* Given information *
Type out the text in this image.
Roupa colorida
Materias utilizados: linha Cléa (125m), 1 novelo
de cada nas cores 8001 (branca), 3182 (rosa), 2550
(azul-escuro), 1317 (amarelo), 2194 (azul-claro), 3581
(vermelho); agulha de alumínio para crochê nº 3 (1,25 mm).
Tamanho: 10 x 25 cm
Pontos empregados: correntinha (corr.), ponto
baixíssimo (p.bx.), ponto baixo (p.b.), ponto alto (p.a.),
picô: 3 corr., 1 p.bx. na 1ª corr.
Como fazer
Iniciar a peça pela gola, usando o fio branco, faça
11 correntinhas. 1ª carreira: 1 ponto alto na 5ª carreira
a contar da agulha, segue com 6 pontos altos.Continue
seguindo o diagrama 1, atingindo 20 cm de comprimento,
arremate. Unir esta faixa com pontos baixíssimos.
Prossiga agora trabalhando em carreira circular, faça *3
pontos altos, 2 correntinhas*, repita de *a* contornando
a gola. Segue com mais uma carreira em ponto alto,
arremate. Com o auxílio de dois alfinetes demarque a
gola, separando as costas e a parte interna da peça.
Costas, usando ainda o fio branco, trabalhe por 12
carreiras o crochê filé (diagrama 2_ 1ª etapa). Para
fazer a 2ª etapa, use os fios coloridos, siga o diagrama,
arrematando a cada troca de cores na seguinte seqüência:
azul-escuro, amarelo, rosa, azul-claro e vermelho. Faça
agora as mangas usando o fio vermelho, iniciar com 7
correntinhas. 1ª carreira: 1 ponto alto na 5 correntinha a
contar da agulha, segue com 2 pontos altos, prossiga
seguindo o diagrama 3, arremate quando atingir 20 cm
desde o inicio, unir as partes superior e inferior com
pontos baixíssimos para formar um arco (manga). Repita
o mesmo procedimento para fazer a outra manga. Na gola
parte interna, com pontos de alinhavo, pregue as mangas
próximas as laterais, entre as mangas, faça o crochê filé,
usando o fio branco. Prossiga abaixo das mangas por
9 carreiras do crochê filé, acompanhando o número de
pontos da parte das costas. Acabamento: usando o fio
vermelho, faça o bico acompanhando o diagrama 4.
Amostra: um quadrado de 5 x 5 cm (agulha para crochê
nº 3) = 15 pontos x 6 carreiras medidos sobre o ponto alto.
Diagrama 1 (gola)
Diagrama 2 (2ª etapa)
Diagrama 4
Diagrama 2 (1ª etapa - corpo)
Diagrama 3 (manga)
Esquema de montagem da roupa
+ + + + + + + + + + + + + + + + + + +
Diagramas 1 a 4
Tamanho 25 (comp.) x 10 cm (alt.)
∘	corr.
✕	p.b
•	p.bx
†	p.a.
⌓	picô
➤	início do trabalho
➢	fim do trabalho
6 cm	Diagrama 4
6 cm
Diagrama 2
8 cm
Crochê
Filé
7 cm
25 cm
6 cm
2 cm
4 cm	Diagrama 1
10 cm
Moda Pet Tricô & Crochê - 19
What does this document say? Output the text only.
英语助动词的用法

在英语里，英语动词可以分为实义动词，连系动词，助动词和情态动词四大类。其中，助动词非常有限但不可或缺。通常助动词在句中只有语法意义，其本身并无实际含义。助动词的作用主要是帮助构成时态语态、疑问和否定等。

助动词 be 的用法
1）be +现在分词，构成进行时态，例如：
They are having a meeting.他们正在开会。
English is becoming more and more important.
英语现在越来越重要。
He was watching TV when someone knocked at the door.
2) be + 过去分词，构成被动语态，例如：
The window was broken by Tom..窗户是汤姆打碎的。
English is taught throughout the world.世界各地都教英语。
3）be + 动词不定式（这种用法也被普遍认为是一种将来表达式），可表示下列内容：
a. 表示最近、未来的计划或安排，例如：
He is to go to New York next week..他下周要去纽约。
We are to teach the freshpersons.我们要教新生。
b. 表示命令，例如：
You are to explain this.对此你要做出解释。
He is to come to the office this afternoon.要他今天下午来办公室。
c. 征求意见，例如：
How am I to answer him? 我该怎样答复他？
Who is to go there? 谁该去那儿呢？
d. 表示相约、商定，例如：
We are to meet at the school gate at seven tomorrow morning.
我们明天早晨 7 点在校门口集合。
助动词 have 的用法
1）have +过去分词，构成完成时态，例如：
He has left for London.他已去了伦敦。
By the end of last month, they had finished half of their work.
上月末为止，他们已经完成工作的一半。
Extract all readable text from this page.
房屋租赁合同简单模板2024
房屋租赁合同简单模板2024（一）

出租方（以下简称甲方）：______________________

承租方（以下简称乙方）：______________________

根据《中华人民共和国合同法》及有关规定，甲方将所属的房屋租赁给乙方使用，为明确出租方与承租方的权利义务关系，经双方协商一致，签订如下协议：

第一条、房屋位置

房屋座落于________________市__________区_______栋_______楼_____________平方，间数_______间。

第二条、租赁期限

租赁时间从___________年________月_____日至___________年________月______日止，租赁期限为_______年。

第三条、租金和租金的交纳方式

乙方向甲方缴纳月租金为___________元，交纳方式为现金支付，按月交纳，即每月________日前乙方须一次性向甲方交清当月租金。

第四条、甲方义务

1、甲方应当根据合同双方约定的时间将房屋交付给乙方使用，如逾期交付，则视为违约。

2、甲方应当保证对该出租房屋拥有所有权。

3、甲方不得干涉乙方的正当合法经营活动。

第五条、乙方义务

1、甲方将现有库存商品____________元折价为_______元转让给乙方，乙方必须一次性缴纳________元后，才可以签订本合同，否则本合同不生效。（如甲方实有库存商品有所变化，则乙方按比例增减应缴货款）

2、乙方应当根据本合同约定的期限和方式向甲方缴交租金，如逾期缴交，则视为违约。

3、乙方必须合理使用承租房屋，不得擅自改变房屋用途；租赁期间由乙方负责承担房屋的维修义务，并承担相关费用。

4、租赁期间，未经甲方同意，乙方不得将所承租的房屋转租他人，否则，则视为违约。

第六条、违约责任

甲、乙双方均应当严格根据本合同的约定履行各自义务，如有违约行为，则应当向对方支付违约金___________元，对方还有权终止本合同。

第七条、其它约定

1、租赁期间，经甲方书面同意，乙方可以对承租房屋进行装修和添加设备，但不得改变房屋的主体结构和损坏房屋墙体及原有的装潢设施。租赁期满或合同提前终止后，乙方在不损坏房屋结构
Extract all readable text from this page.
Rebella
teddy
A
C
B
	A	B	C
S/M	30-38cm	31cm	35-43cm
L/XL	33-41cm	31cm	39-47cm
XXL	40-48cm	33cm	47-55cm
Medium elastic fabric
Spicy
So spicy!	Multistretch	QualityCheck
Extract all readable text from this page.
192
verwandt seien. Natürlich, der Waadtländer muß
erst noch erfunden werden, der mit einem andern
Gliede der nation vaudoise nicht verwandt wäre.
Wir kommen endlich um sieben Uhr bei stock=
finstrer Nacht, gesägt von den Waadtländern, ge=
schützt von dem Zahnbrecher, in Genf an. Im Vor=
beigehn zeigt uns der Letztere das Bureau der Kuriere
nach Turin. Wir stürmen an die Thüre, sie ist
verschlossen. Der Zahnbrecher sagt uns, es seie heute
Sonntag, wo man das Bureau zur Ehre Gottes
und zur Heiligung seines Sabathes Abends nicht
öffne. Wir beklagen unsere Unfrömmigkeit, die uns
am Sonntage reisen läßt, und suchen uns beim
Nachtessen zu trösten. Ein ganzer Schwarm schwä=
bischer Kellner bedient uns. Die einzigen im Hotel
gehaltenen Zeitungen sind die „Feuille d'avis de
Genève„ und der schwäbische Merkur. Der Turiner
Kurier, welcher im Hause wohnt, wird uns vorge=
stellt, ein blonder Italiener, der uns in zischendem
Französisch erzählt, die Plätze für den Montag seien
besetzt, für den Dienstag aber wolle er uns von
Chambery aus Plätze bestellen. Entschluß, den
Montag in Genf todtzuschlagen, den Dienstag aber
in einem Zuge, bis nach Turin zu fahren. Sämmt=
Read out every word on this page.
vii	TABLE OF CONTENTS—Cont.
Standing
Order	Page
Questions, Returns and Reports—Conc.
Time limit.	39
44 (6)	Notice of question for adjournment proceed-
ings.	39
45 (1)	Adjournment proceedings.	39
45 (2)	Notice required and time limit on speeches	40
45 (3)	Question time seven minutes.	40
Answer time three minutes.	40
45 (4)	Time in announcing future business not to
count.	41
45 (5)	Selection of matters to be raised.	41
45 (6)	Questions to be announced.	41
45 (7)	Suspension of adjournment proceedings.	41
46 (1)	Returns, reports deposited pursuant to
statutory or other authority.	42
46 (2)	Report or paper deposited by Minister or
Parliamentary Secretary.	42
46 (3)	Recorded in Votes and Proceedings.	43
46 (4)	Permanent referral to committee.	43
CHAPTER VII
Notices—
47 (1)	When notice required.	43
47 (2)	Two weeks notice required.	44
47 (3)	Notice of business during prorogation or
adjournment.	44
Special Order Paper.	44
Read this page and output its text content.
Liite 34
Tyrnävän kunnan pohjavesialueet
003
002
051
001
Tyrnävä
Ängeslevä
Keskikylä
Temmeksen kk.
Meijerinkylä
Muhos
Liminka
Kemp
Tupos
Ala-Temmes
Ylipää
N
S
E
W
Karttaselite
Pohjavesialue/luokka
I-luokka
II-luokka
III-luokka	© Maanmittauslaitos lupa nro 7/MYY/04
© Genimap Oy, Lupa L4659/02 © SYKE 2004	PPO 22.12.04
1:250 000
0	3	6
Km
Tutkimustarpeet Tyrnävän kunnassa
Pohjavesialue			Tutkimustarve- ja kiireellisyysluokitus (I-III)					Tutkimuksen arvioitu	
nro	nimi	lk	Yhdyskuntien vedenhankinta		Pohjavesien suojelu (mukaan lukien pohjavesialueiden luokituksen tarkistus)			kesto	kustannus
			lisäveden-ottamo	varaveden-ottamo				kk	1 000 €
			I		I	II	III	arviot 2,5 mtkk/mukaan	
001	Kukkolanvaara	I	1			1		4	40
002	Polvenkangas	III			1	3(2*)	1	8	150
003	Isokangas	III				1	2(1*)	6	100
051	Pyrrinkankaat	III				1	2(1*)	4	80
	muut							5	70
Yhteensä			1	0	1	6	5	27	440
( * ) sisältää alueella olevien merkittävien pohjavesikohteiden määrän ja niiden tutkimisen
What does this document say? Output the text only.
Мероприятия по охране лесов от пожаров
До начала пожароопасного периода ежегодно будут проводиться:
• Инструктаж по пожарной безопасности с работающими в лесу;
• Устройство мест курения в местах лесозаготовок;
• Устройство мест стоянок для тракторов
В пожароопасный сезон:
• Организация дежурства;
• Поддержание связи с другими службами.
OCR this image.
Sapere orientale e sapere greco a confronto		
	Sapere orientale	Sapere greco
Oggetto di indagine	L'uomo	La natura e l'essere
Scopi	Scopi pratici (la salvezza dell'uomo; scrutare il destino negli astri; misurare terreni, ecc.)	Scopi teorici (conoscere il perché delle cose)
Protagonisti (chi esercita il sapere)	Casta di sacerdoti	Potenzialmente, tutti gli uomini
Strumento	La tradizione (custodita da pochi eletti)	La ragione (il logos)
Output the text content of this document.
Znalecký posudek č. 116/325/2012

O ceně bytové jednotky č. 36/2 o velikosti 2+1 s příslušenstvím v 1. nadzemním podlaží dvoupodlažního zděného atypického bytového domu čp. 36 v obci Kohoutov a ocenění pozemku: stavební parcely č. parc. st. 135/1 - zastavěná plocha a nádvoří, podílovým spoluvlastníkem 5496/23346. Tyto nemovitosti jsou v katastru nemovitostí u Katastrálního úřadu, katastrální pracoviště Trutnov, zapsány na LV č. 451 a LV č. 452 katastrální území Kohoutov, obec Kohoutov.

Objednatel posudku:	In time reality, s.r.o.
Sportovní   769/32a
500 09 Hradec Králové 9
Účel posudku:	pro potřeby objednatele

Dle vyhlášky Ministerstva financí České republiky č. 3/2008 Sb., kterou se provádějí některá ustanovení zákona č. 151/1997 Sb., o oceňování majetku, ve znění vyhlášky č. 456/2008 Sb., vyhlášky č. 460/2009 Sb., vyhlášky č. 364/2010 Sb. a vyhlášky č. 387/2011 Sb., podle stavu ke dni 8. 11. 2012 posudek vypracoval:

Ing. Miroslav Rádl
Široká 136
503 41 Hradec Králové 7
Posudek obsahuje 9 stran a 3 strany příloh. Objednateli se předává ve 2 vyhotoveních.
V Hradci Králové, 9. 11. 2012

* Exercise *
Make a copy of each line that contains the string "gola".

* Written solution *
Iniciar a peça pela gola, usando o fio branco, faça
a gola. Segue com mais uma carreira em ponto alto,
gola, separando as costas e a parte interna da peça.
o mesmo procedimento para fazer a outra manga. Na gola
Diagrama 1 (gola)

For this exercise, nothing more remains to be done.